** START Dataset content **

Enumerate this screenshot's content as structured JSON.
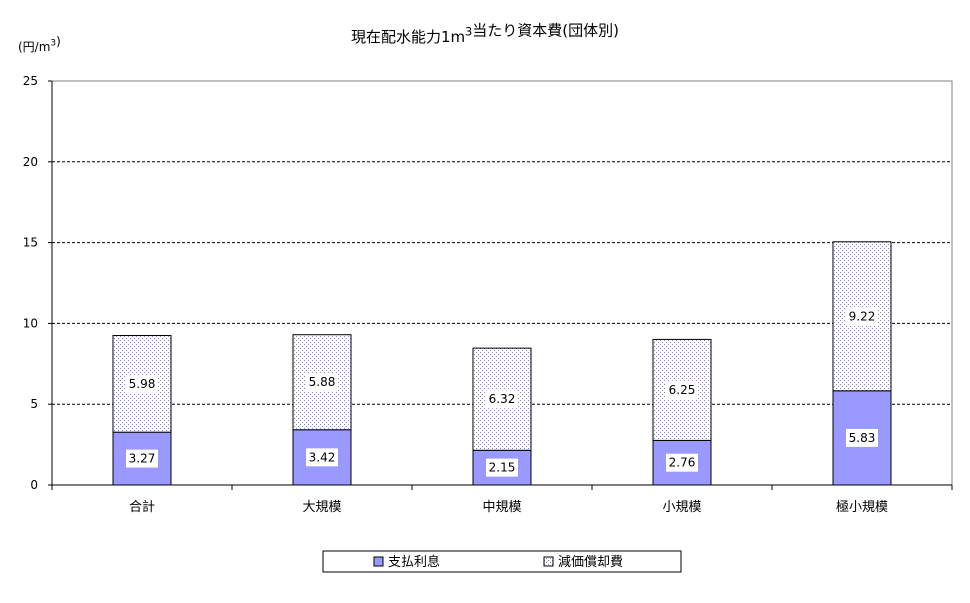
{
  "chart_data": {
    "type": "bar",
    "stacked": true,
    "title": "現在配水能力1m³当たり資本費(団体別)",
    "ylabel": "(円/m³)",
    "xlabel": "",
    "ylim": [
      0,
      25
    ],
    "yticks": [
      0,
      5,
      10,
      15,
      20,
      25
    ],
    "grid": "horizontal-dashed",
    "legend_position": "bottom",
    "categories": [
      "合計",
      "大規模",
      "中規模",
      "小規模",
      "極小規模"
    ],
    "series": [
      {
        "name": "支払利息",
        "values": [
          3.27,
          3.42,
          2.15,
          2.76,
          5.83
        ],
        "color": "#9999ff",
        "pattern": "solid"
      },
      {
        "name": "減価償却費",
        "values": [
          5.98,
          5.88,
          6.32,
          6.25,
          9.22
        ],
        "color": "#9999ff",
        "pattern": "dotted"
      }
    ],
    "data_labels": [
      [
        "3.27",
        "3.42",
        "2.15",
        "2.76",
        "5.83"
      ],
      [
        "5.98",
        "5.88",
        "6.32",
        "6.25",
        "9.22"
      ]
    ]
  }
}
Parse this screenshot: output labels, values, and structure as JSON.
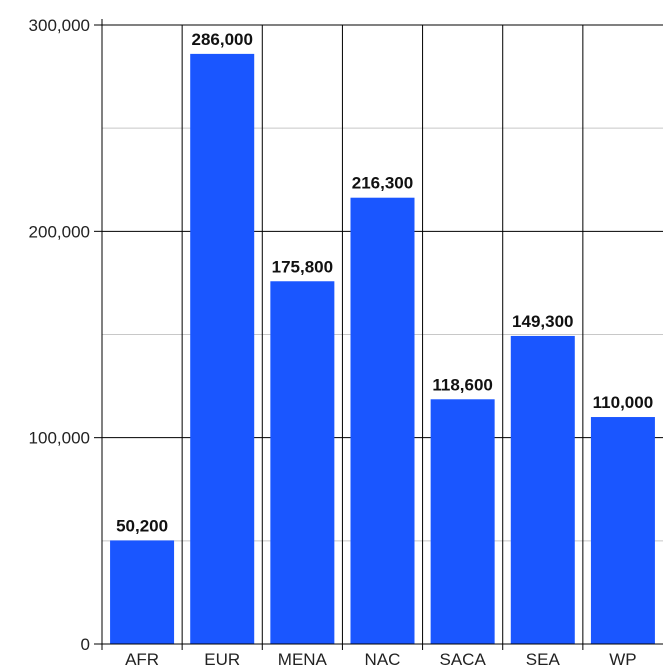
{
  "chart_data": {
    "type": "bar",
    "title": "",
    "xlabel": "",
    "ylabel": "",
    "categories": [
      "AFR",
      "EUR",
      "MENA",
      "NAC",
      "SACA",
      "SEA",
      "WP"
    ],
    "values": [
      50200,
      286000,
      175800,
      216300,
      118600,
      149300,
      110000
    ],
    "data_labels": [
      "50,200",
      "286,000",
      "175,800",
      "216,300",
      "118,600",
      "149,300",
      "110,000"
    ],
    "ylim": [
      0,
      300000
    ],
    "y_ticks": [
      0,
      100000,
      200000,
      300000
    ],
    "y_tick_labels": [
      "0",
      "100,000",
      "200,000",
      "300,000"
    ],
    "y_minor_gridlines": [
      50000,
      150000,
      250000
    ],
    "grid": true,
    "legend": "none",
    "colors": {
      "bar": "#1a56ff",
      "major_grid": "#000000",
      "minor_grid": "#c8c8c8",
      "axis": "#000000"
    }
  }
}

** END Dataset content **
** START Dataset content **

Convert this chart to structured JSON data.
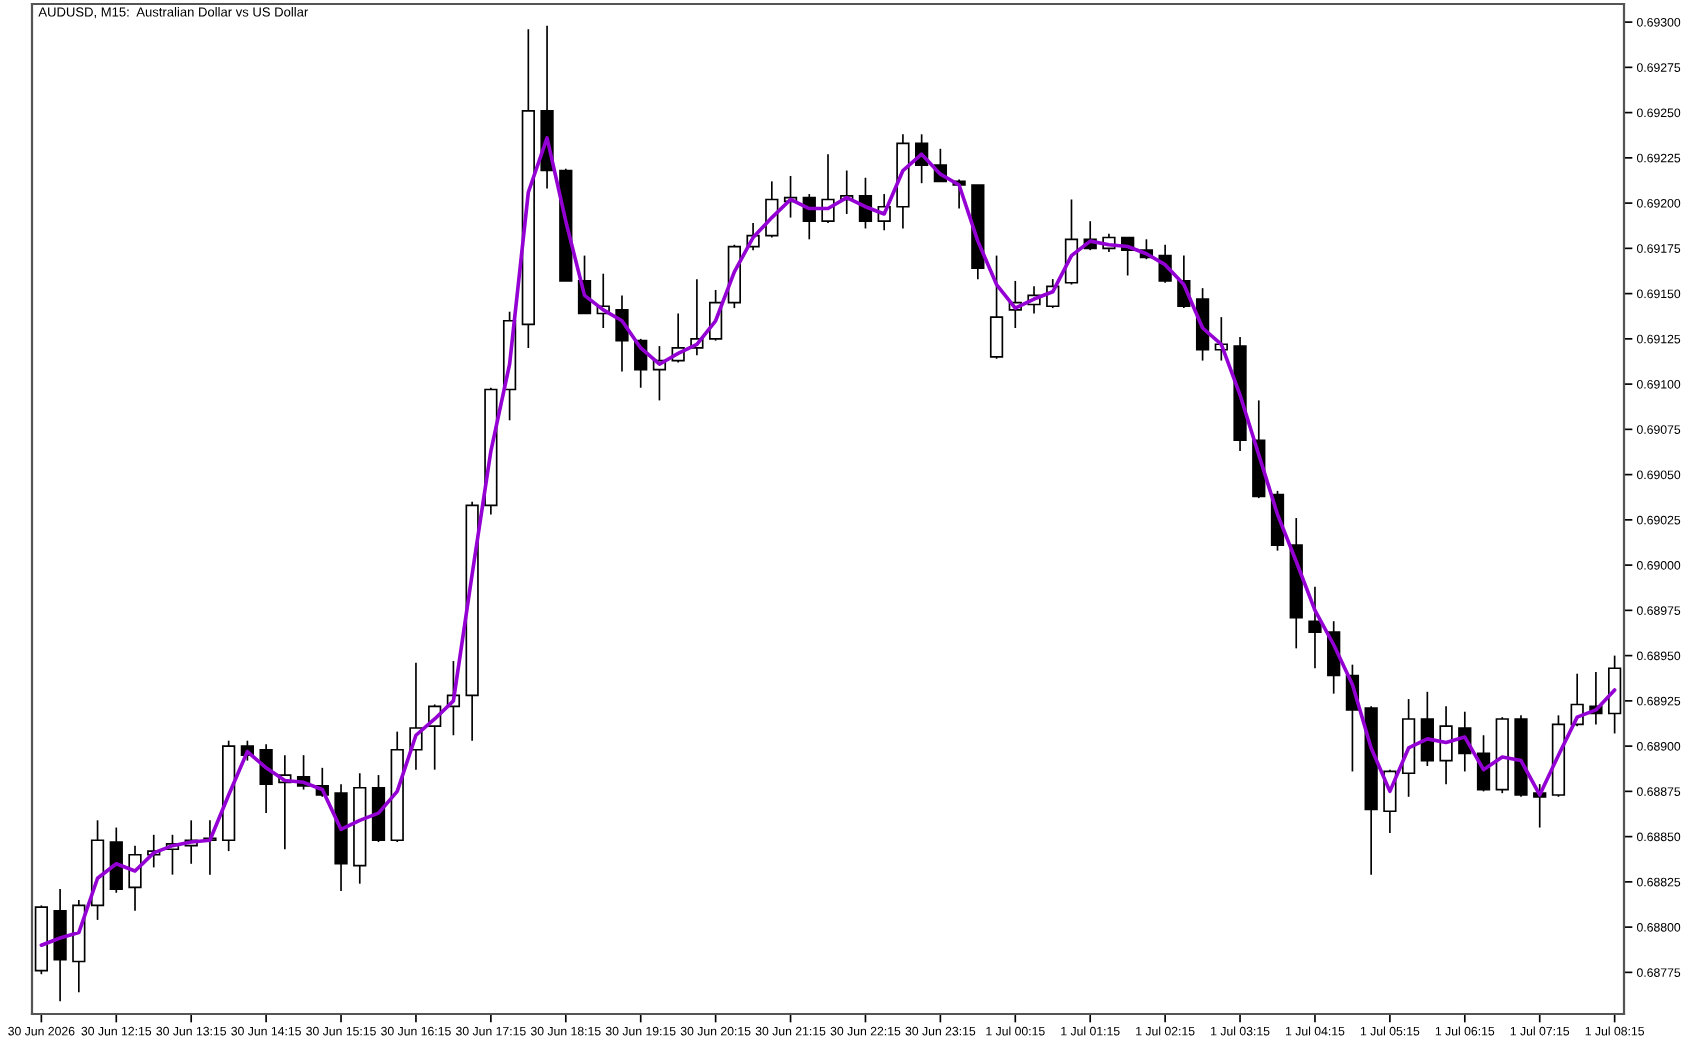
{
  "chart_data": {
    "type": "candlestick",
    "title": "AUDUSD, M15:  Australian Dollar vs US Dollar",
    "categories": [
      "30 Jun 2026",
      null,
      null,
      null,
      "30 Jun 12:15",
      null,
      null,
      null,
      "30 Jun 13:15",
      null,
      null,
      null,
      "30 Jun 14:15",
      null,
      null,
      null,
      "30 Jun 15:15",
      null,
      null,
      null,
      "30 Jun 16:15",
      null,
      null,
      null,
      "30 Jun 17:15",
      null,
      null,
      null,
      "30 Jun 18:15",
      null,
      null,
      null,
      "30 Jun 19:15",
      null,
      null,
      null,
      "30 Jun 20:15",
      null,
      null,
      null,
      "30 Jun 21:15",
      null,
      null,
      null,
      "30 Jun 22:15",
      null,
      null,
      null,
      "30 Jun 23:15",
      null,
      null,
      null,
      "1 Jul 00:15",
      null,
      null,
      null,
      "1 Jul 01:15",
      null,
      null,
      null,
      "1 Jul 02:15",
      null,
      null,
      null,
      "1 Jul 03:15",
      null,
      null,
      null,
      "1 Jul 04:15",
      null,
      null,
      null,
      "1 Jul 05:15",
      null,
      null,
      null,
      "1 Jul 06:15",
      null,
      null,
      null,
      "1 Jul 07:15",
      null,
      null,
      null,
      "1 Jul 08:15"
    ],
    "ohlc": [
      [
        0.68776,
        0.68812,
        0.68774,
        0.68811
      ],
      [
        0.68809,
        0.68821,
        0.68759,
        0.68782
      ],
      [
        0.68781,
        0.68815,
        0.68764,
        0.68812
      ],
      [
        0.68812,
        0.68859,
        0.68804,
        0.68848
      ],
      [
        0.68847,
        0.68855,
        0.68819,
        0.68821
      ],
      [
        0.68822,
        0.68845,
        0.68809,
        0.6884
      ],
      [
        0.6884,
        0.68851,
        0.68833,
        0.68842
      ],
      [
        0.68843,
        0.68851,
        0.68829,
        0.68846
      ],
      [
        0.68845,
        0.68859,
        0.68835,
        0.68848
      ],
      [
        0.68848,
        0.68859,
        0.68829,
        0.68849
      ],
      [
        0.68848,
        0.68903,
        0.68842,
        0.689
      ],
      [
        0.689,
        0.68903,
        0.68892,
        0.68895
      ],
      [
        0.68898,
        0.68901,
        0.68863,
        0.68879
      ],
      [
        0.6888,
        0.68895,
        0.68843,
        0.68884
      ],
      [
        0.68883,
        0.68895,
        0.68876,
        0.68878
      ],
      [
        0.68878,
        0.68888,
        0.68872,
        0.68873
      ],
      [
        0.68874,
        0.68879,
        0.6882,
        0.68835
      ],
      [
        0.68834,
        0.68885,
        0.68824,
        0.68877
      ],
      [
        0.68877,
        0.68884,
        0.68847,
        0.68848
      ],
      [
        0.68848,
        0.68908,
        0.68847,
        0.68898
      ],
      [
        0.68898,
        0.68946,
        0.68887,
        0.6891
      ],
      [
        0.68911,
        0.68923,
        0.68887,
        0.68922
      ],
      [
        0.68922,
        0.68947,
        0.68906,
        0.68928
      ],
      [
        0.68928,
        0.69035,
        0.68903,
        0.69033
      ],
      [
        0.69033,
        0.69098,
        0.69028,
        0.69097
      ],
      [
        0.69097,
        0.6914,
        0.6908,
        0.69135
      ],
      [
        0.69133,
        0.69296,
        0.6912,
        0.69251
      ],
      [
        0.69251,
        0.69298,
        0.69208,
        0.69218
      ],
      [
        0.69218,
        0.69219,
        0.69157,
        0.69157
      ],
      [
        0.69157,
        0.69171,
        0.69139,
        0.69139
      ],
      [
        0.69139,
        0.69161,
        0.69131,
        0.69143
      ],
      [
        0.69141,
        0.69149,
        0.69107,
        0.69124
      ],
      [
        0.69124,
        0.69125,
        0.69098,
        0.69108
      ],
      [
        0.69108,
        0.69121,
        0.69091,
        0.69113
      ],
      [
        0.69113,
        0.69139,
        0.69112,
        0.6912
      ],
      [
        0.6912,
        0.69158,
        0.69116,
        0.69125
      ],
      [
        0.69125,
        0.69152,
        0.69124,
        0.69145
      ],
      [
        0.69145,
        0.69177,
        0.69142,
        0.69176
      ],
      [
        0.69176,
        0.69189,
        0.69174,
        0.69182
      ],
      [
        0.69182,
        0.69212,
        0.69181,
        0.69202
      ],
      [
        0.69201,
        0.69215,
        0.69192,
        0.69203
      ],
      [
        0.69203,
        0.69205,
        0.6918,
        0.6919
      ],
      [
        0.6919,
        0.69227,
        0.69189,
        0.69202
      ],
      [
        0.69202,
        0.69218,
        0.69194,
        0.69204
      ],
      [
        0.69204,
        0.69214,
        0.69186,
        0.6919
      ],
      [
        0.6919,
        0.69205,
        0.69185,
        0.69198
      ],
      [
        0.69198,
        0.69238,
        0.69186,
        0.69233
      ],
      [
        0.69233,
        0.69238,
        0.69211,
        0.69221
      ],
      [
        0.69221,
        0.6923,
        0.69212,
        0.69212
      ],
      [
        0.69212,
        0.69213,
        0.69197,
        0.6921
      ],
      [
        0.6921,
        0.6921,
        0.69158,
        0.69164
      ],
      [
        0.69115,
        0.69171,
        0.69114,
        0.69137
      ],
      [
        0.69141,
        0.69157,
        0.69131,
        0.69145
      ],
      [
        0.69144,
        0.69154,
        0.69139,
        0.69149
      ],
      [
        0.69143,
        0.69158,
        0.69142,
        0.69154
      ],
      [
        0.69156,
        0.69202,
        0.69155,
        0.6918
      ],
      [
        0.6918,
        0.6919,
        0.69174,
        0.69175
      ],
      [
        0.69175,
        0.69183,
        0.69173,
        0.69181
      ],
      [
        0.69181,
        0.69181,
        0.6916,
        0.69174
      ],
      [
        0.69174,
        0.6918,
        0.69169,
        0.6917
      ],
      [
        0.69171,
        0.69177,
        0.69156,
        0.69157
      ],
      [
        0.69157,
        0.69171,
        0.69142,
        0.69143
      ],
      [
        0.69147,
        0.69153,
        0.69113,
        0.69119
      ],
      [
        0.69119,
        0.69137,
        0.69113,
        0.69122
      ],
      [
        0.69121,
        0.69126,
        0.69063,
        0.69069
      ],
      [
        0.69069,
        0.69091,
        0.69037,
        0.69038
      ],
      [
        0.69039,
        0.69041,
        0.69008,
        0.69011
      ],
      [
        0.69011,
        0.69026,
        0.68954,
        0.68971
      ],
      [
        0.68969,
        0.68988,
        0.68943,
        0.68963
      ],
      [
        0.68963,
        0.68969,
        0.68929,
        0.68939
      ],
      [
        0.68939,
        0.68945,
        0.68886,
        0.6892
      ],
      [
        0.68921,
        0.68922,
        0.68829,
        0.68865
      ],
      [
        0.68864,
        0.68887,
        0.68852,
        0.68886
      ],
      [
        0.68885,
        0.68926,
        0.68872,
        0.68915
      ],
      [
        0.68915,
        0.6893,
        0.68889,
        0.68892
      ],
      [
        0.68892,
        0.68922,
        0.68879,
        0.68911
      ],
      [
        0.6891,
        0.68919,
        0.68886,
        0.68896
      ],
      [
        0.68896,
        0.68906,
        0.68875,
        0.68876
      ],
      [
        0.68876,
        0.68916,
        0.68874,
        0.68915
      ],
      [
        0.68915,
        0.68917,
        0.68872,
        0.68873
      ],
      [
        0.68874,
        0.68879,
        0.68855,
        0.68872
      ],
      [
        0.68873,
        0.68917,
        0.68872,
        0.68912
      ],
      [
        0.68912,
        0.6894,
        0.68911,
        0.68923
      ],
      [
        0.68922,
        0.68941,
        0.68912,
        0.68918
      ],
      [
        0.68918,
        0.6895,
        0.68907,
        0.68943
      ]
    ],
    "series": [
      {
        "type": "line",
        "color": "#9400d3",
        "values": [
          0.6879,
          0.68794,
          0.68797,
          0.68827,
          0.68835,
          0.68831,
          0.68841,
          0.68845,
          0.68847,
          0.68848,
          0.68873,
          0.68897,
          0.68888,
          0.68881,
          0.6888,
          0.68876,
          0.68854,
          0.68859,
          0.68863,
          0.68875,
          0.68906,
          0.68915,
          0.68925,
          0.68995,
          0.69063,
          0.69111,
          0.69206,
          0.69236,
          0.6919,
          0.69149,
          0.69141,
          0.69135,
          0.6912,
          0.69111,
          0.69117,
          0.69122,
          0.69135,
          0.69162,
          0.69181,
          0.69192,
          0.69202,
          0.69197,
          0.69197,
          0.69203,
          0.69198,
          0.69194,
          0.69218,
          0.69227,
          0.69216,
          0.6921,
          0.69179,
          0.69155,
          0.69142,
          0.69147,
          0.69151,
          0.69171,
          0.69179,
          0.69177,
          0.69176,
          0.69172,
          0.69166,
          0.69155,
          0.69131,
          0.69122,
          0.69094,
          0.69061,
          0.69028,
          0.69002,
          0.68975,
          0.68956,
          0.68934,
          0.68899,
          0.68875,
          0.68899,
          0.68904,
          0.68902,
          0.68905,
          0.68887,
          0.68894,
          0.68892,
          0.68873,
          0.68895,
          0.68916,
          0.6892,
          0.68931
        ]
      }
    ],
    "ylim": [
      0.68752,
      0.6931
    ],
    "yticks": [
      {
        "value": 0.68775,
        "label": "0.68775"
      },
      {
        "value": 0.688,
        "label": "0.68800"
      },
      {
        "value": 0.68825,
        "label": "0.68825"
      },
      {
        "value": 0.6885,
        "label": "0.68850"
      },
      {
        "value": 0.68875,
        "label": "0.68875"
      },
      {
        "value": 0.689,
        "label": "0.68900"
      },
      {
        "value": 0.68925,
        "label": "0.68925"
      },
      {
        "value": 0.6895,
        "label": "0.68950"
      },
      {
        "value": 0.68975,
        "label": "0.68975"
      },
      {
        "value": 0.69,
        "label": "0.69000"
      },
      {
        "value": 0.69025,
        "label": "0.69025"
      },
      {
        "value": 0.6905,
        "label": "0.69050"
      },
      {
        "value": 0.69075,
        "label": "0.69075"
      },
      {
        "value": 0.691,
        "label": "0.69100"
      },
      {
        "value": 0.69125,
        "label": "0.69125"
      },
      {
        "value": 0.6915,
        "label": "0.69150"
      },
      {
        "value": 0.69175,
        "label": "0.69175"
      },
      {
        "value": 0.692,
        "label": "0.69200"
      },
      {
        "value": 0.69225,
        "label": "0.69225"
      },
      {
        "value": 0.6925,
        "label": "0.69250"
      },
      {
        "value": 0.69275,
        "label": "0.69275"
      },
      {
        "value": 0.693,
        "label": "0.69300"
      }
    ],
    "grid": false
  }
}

** END Dataset content **

● Aim:
Pull every line holding "structured" out of the records.

● Result of this exercise:
Enumerate this screenshot's content as structured JSON.
Convert this chart to structured JSON data.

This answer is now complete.